[Start of Given records]
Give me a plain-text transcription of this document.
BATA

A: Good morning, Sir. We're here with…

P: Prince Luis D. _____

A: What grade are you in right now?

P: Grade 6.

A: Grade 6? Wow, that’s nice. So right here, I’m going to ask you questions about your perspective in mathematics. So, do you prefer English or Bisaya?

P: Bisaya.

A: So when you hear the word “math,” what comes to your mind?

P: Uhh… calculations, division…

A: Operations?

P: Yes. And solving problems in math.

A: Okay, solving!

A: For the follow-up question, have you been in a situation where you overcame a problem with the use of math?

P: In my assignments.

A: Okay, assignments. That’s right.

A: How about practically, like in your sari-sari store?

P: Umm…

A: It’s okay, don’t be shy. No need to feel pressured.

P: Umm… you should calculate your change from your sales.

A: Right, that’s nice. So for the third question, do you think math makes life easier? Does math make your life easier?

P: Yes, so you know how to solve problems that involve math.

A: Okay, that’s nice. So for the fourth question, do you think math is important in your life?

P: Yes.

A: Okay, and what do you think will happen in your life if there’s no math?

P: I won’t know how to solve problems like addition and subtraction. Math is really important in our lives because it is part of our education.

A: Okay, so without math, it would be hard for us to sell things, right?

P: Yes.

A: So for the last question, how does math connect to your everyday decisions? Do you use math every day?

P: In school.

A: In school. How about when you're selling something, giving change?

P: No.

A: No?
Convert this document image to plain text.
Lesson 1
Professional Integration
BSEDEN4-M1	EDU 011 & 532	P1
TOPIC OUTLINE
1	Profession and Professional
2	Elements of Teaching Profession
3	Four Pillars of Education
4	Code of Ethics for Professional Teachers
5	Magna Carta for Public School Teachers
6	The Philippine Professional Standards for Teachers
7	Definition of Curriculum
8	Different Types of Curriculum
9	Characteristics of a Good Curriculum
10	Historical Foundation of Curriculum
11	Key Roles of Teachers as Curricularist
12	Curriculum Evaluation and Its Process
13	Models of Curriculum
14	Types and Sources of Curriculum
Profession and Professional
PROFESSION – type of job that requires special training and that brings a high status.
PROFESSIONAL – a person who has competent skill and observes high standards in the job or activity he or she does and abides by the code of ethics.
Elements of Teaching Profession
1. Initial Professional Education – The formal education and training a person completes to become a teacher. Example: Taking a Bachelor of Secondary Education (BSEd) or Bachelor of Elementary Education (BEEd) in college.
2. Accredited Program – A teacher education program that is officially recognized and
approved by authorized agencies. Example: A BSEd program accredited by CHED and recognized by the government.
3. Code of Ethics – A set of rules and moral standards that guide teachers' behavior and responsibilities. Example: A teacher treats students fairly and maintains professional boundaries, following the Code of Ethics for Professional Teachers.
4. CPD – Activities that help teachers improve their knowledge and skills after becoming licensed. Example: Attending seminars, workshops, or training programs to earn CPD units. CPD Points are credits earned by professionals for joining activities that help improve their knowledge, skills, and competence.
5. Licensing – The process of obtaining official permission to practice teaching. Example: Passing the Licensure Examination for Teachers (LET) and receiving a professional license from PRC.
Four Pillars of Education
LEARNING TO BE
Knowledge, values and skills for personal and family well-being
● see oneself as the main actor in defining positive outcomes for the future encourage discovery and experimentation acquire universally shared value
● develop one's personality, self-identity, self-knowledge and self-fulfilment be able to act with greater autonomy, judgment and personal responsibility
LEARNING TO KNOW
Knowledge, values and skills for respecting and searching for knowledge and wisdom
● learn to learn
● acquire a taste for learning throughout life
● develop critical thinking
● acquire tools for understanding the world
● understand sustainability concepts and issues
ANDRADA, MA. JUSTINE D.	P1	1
[End of Given records]
## Aim
Return every line from the records above that holds the word "like".

## Exercise output
A: How about practically, like in your sari-sari store?
P: I won’t know how to solve problems like addition and subtraction. Math is really important in our lives because it is part of our education.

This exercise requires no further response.